> What is needed
Retype each record shown below, leaving every character as it is.

Data records:

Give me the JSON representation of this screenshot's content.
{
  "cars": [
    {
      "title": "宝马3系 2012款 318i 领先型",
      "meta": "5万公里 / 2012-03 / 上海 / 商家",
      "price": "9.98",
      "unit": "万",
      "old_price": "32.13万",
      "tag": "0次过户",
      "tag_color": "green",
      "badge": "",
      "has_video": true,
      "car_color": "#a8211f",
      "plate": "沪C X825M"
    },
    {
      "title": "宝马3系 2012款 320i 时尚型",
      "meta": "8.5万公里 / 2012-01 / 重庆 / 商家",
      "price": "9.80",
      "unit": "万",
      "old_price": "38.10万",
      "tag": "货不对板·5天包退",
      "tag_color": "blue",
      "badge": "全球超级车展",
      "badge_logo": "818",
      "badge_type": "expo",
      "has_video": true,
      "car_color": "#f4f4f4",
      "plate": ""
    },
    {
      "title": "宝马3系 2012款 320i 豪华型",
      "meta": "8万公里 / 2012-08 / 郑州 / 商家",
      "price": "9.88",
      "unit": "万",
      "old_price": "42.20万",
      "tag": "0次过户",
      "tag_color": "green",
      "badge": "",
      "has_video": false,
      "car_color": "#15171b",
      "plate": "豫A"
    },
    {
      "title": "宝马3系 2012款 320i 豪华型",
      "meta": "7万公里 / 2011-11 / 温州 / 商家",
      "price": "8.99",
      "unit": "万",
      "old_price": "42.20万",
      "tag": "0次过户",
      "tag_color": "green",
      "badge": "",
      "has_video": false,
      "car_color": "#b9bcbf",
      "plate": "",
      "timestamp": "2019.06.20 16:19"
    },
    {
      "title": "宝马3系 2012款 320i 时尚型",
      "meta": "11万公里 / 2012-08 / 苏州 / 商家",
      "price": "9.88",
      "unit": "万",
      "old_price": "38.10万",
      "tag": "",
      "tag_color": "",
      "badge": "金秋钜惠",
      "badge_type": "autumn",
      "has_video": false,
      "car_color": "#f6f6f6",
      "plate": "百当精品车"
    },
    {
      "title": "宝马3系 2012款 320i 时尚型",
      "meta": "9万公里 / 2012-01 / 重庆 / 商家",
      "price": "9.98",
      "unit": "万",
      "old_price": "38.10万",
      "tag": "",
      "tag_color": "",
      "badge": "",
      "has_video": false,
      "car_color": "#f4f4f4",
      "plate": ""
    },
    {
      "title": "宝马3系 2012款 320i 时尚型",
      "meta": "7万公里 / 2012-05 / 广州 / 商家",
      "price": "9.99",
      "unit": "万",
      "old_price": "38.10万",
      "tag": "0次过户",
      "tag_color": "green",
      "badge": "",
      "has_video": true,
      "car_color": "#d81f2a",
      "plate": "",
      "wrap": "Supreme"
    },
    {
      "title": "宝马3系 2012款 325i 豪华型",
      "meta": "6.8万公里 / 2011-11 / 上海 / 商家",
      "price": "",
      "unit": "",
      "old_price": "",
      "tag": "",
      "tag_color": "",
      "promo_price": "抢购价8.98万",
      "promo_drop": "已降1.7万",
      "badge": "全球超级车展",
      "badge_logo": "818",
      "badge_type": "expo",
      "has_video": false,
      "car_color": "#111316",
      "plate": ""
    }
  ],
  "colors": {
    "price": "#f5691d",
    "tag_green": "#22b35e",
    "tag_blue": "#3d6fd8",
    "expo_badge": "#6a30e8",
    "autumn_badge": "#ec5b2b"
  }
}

> Written answer
Give me the JSON representation of this screenshot's content.
{
  "cars": [
    {
      "title": "宝马3系 2012款 318i 领先型",
      "meta": "5万公里 / 2012-03 / 上海 / 商家",
      "price": "9.98",
      "unit": "万",
      "old_price": "32.13万",
      "tag": "0次过户",
      "tag_color": "green",
      "badge": "",
      "has_video": true,
      "car_color": "#a8211f",
      "plate": "沪C X825M"
    },
    {
      "title": "宝马3系 2012款 320i 时尚型",
      "meta": "8.5万公里 / 2012-01 / 重庆 / 商家",
      "price": "9.80",
      "unit": "万",
      "old_price": "38.10万",
      "tag": "货不对板·5天包退",
      "tag_color": "blue",
      "badge": "全球超级车展",
      "badge_logo": "818",
      "badge_type": "expo",
      "has_video": true,
      "car_color": "#f4f4f4",
      "plate": ""
    },
    {
      "title": "宝马3系 2012款 320i 豪华型",
      "meta": "8万公里 / 2012-08 / 郑州 / 商家",
      "price": "9.88",
      "unit": "万",
      "old_price": "42.20万",
      "tag": "0次过户",
      "tag_color": "green",
      "badge": "",
      "has_video": false,
      "car_color": "#15171b",
      "plate": "豫A"
    },
    {
      "title": "宝马3系 2012款 320i 豪华型",
      "meta": "7万公里 / 2011-11 / 温州 / 商家",
      "price": "8.99",
      "unit": "万",
      "old_price": "42.20万",
      "tag": "0次过户",
      "tag_color": "green",
      "badge": "",
      "has_video": false,
      "car_color": "#b9bcbf",
      "plate": "",
      "timestamp": "2019.06.20 16:19"
    },
    {
      "title": "宝马3系 2012款 320i 时尚型",
      "meta": "11万公里 / 2012-08 / 苏州 / 商家",
      "price": "9.88",
      "unit": "万",
      "old_price": "38.10万",
      "tag": "",
      "tag_color": "",
      "badge": "金秋钜惠",
      "badge_type": "autumn",
      "has_video": false,
      "car_color": "#f6f6f6",
      "plate": "百当精品车"
    },
    {
      "title": "宝马3系 2012款 320i 时尚型",
      "meta": "9万公里 / 2012-01 / 重庆 / 商家",
      "price": "9.98",
      "unit": "万",
      "old_price": "38.10万",
      "tag": "",
      "tag_color": "",
      "badge": "",
      "has_video": false,
      "car_color": "#f4f4f4",
      "plate": ""
    },
    {
      "title": "宝马3系 2012款 320i 时尚型",
      "meta": "7万公里 / 2012-05 / 广州 / 商家",
      "price": "9.99",
      "unit": "万",
      "old_price": "38.10万",
      "tag": "0次过户",
      "tag_color": "green",
      "badge": "",
      "has_video": true,
      "car_color": "#d81f2a",
      "plate": "",
      "wrap": "Supreme"
    },
    {
      "title": "宝马3系 2012款 325i 豪华型",
      "meta": "6.8万公里 / 2011-11 / 上海 / 商家",
      "price": "",
      "unit": "",
      "old_price": "",
      "tag": "",
      "tag_color": "",
      "promo_price": "抢购价8.98万",
      "promo_drop": "已降1.7万",
      "badge": "全球超级车展",
      "badge_logo": "818",
      "badge_type": "expo",
      "has_video": false,
      "car_color": "#111316",
      "plate": ""
    }
  ],
  "colors": {
    "price": "#f5691d",
    "tag_green": "#22b35e",
    "tag_blue": "#3d6fd8",
    "expo_badge": "#6a30e8",
    "autumn_badge": "#ec5b2b"
  }
}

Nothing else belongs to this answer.